Given problem
Scan the data below. Pull out each line where "JSON" occurs.

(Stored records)
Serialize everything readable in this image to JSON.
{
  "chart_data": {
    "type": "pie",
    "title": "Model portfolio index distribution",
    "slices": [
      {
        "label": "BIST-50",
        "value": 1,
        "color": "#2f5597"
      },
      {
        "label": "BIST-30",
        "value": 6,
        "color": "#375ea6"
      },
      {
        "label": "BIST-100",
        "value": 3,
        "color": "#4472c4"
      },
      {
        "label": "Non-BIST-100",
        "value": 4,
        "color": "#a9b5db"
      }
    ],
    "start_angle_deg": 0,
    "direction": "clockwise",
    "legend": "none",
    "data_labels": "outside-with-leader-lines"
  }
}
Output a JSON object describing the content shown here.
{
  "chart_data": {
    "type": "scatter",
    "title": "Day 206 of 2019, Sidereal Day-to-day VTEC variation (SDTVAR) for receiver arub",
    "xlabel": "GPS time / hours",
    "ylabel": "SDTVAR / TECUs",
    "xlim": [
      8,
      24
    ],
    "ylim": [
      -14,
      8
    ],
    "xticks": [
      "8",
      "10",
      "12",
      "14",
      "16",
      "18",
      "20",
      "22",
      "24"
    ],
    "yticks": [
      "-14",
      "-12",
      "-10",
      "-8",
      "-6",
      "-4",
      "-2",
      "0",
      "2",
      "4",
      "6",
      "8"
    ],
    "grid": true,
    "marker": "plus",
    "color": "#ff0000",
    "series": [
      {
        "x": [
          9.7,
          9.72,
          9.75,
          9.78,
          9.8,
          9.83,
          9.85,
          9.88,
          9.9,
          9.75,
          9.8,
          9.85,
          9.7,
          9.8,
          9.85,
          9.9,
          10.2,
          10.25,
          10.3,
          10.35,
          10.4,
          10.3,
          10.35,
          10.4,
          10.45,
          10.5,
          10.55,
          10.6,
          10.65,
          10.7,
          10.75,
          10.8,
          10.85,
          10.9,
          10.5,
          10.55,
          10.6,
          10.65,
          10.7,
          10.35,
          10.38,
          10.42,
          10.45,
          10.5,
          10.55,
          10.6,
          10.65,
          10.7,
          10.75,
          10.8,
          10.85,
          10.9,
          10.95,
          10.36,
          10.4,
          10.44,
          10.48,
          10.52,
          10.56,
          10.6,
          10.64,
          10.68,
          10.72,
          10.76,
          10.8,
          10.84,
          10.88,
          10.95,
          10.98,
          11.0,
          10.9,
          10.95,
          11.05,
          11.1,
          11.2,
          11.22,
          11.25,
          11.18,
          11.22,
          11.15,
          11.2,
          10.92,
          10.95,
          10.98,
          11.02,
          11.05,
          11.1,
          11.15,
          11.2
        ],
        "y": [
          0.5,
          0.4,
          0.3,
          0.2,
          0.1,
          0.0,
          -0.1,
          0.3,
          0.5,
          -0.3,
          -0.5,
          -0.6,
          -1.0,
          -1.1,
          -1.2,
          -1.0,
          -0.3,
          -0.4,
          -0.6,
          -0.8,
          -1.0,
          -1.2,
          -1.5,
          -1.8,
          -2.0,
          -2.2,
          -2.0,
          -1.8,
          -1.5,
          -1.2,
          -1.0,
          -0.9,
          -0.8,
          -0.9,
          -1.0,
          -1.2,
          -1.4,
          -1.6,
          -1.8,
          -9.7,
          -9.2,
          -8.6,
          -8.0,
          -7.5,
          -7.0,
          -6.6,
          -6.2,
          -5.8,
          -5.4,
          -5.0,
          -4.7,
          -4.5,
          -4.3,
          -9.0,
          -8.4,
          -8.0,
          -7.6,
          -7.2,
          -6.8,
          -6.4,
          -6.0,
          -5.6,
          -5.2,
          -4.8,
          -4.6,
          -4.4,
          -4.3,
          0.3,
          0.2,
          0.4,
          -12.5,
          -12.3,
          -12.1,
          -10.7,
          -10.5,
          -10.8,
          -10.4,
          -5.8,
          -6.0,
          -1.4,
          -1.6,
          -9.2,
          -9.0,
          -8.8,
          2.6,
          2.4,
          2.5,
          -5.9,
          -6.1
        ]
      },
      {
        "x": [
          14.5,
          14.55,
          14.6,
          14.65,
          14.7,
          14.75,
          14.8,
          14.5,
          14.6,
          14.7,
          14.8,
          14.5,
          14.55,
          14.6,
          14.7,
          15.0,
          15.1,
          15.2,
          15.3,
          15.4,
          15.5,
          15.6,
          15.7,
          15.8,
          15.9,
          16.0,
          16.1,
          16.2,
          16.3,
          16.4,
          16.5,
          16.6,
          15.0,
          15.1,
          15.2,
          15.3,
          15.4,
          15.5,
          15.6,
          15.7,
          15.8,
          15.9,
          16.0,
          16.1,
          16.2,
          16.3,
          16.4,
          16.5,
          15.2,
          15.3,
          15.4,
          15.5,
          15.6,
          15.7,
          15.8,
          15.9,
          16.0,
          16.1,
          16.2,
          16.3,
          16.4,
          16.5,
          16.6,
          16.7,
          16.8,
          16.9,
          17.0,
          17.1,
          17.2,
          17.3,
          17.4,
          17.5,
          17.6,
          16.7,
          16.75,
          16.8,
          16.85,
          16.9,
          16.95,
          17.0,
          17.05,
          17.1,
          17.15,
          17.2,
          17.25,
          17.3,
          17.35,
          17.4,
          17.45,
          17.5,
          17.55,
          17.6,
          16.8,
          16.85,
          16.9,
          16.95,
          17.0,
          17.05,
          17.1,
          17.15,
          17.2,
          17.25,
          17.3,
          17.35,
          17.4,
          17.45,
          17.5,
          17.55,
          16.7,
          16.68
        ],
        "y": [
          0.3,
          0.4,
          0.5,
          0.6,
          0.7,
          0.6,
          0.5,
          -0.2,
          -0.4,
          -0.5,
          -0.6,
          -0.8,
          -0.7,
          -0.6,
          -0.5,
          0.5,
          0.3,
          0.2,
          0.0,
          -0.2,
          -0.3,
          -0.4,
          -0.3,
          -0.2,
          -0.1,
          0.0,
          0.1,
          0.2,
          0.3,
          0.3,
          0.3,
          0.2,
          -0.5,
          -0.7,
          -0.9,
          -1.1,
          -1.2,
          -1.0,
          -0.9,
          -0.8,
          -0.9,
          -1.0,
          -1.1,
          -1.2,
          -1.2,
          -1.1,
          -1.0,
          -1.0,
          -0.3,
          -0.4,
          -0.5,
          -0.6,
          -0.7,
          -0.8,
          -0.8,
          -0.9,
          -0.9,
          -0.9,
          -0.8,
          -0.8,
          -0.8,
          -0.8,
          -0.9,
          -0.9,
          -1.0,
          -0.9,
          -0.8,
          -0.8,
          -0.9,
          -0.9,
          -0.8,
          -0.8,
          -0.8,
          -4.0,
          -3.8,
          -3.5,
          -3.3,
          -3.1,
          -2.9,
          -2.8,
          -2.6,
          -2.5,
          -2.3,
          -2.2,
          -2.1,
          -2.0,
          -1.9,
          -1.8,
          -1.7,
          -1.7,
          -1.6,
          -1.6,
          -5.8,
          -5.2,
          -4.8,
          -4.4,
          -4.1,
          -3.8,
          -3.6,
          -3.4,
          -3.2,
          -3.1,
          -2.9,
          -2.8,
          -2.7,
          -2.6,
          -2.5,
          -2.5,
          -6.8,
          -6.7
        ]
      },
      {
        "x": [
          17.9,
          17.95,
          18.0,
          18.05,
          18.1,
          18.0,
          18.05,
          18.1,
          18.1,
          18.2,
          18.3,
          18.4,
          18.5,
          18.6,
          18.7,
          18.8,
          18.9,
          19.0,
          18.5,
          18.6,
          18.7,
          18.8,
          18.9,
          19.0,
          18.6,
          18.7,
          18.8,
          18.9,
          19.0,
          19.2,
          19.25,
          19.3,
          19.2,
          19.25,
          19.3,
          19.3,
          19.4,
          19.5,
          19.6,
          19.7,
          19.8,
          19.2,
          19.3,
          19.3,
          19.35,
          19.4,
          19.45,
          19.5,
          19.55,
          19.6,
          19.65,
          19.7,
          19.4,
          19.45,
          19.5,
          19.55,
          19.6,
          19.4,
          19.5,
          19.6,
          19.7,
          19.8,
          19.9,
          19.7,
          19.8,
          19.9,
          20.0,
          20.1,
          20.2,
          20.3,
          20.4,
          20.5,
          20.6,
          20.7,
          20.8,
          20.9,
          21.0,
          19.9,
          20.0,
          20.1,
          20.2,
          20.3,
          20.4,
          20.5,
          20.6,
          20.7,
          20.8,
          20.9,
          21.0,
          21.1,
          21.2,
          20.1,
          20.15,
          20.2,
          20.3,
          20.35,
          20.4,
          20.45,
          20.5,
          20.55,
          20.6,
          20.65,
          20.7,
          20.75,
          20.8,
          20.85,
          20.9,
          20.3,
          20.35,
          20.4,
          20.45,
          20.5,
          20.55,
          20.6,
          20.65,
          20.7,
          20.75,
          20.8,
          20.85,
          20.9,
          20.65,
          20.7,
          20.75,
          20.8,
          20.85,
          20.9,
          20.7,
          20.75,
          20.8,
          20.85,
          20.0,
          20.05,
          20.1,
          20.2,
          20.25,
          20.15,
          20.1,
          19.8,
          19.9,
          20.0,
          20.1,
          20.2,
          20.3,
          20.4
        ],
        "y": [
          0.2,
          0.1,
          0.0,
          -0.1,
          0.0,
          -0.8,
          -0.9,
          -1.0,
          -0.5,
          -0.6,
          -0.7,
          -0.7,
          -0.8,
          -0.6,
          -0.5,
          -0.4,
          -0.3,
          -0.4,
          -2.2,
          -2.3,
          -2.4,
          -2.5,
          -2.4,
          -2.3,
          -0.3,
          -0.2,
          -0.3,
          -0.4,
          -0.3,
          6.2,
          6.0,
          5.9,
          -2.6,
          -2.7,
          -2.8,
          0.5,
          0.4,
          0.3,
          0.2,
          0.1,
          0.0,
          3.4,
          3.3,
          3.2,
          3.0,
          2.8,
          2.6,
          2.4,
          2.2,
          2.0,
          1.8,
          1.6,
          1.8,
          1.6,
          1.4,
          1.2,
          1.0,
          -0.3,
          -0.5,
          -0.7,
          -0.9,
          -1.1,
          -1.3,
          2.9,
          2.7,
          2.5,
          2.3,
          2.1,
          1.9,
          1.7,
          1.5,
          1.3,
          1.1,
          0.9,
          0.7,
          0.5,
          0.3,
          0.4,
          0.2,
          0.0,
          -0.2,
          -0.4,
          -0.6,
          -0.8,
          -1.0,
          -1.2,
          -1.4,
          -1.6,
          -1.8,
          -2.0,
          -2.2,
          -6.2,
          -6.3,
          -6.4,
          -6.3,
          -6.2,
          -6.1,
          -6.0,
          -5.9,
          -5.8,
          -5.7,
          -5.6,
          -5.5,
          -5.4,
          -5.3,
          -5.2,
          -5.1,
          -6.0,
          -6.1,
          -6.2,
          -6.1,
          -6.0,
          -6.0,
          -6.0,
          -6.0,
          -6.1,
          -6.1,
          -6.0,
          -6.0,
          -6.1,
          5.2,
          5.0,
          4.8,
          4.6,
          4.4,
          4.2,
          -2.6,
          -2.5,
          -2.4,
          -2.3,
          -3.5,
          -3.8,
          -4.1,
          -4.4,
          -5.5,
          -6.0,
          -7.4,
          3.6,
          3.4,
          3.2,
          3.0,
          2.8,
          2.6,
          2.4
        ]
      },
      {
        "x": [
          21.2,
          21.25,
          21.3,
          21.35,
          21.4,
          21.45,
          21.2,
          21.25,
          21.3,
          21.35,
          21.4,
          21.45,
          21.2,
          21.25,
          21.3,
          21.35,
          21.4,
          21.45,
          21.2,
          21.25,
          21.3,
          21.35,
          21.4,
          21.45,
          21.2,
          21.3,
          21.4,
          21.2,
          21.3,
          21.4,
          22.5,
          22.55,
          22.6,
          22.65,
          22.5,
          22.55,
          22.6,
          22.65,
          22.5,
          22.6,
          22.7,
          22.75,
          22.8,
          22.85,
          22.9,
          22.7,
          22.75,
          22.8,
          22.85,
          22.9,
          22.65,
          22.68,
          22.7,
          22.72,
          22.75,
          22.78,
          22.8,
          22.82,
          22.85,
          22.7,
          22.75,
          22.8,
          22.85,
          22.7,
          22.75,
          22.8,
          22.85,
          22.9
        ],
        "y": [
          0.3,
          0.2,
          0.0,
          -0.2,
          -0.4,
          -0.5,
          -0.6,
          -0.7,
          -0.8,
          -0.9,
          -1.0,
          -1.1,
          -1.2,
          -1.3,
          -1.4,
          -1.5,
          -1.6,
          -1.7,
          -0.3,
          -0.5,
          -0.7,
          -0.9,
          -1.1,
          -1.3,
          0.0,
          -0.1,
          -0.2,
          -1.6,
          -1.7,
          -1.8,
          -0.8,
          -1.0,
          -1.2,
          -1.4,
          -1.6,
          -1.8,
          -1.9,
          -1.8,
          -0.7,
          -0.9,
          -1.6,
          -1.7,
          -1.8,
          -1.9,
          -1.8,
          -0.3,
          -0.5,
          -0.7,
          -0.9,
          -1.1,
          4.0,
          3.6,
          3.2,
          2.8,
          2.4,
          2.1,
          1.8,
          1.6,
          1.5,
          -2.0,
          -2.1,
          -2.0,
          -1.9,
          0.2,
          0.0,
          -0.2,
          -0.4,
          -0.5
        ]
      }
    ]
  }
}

Complete answer
Serialize everything readable in this image to JSON.
Output a JSON object describing the content shown here.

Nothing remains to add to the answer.